(Records contained in a dataset)
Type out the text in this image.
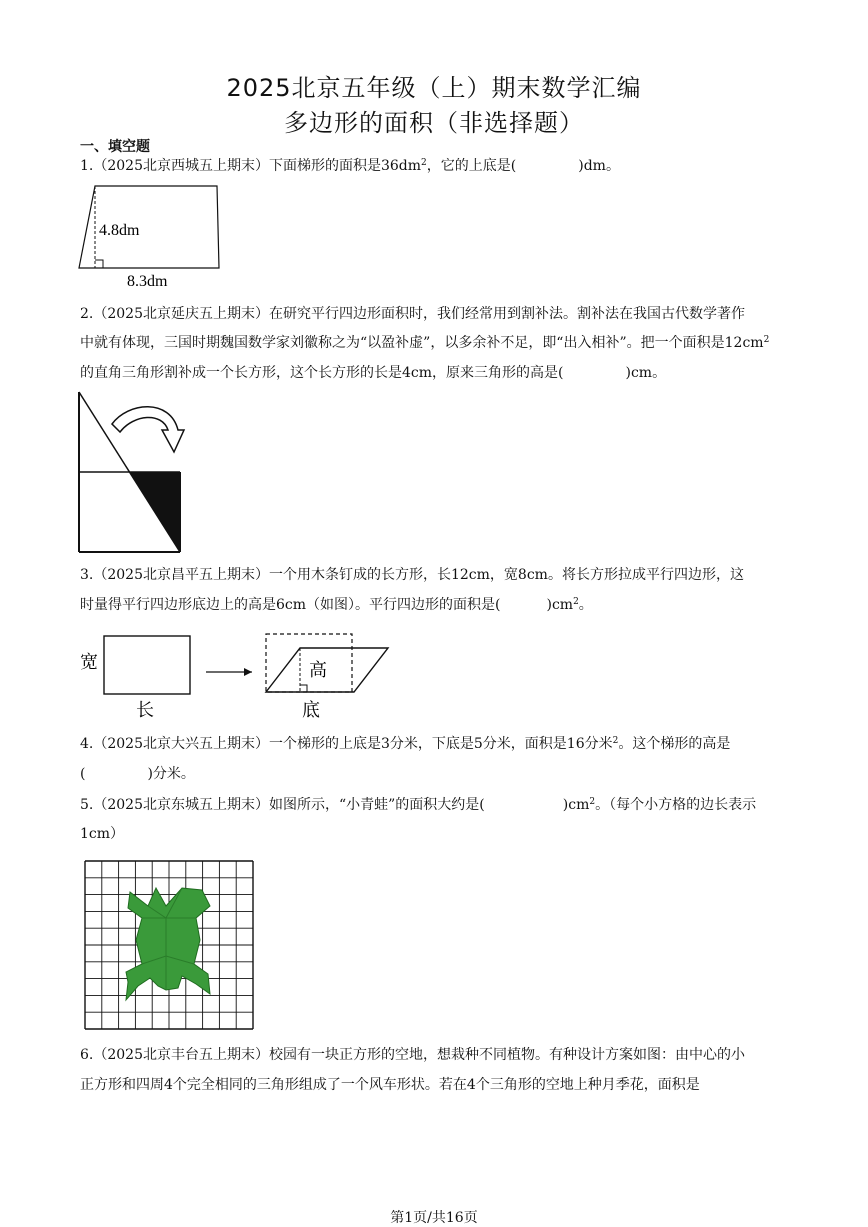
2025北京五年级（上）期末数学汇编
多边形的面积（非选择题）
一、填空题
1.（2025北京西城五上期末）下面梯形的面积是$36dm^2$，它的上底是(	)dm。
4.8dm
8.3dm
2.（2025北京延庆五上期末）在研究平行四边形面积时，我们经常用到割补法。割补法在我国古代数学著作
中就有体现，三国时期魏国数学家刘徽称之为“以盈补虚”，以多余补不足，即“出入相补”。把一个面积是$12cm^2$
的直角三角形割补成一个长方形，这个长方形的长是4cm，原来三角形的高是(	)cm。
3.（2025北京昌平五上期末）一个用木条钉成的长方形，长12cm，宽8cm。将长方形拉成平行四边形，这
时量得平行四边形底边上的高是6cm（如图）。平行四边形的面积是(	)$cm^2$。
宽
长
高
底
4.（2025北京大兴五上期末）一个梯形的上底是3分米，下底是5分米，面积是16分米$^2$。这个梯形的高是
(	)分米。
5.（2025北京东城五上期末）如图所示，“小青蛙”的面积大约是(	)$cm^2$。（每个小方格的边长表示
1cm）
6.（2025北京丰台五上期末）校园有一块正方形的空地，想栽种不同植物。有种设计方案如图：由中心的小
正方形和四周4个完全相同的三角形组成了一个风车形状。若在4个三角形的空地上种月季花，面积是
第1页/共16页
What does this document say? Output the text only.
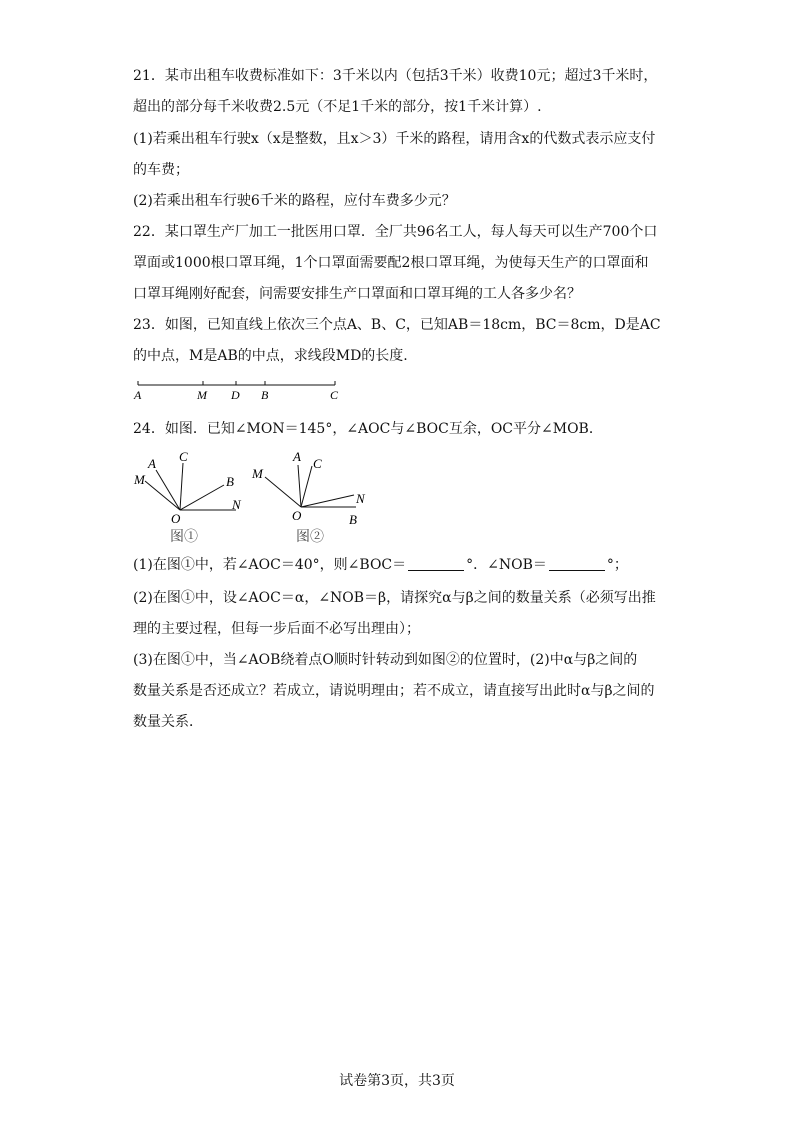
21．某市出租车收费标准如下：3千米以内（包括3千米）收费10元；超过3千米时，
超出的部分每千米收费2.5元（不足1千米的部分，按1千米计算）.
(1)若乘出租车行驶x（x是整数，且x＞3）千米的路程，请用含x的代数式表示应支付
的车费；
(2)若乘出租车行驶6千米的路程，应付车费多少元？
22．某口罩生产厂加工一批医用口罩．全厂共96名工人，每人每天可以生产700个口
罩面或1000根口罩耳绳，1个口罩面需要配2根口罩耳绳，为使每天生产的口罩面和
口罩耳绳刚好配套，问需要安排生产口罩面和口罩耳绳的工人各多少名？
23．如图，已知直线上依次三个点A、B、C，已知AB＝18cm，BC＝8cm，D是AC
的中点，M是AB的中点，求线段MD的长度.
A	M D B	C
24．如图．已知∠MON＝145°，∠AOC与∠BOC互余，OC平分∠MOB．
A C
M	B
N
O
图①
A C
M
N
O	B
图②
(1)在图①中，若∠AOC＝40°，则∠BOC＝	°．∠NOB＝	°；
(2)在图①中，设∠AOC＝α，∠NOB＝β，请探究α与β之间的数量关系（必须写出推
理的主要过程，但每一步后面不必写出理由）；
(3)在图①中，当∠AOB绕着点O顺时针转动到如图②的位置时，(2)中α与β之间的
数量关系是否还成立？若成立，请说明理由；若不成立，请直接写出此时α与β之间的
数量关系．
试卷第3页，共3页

---

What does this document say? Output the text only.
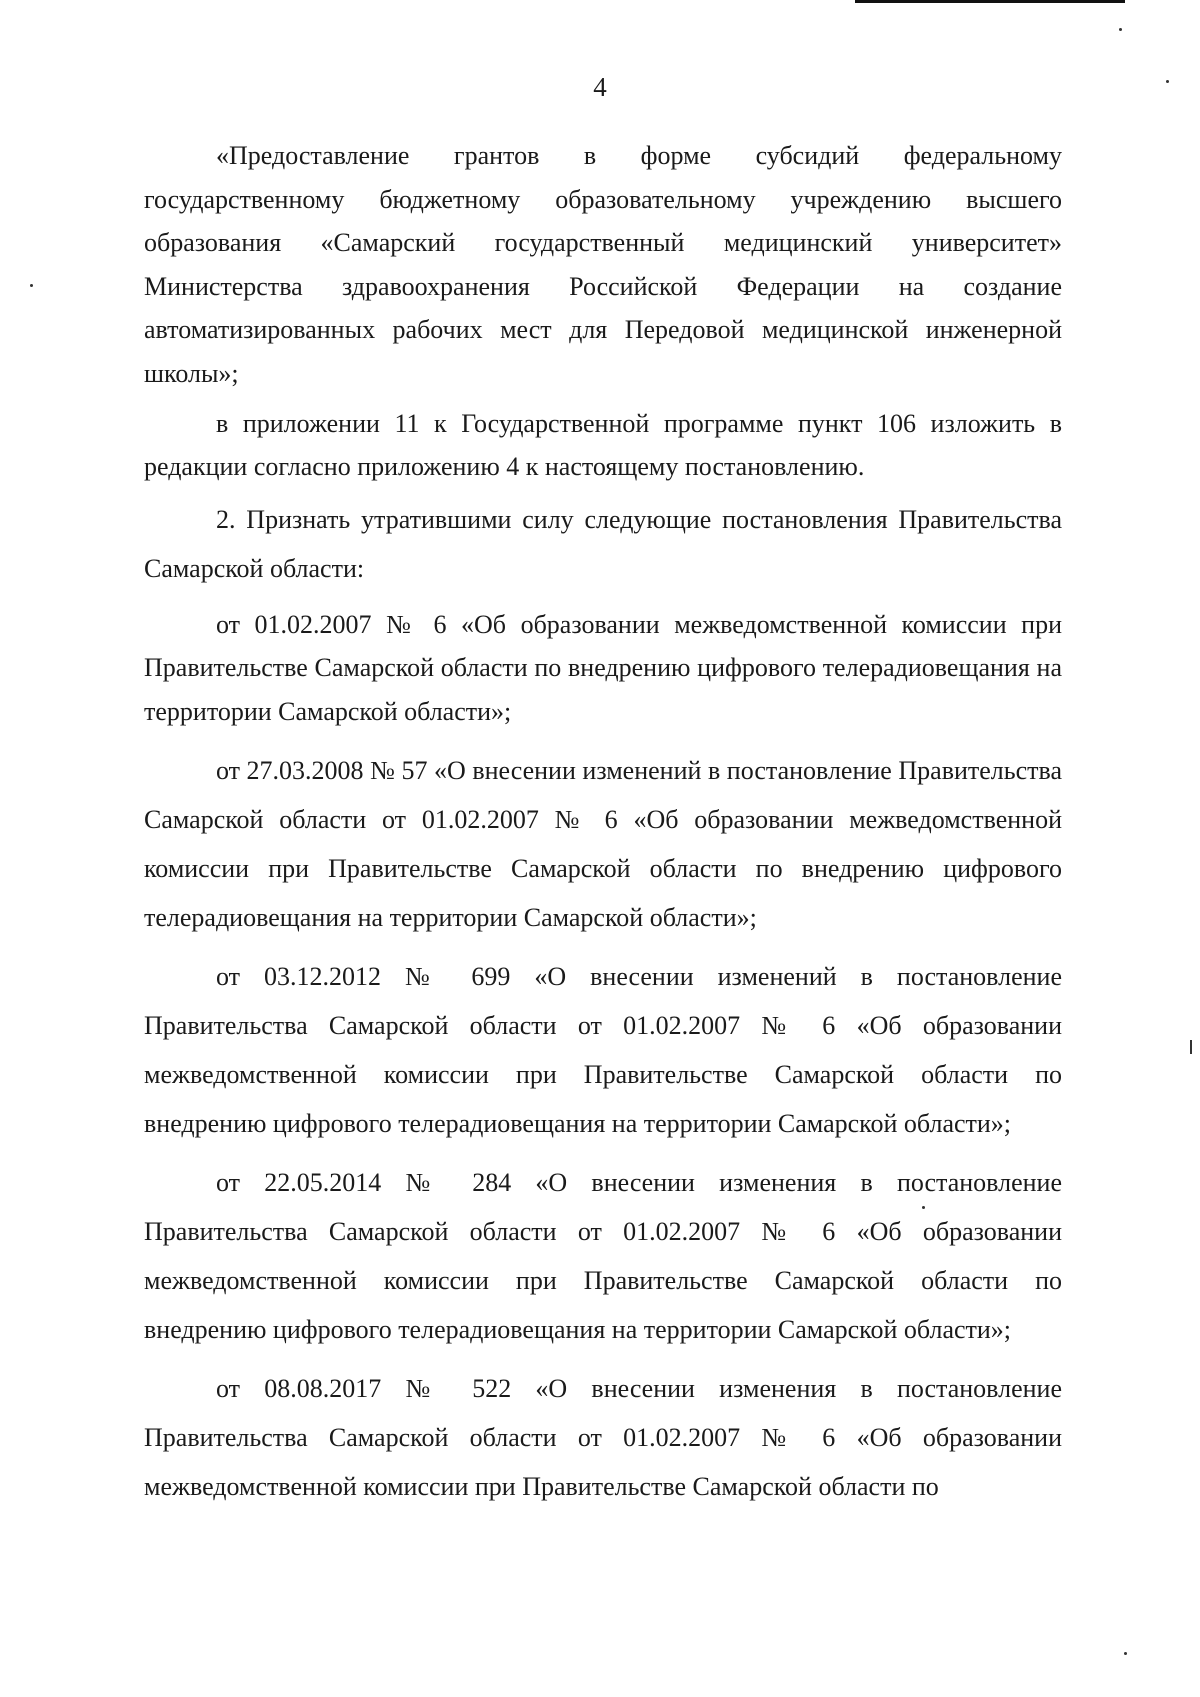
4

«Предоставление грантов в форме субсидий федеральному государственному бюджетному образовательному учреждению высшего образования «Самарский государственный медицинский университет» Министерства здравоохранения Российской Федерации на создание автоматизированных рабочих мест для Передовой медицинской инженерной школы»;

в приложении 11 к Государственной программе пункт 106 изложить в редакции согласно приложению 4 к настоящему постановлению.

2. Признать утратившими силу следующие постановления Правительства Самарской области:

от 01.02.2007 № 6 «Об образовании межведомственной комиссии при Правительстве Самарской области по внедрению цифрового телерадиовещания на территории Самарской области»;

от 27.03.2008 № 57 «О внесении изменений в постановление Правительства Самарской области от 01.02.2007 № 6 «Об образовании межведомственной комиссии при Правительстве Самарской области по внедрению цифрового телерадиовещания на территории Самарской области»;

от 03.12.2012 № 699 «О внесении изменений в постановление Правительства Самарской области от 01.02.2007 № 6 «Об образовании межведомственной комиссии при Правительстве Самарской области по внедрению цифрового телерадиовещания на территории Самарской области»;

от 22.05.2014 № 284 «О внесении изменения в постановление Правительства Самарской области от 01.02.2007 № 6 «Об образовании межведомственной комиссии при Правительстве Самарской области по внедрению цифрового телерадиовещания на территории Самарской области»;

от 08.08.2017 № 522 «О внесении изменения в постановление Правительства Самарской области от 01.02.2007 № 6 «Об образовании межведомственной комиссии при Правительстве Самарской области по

**Exercise description:** Give only the number of lines in the records that contain the string "изменений".

**Result:** 2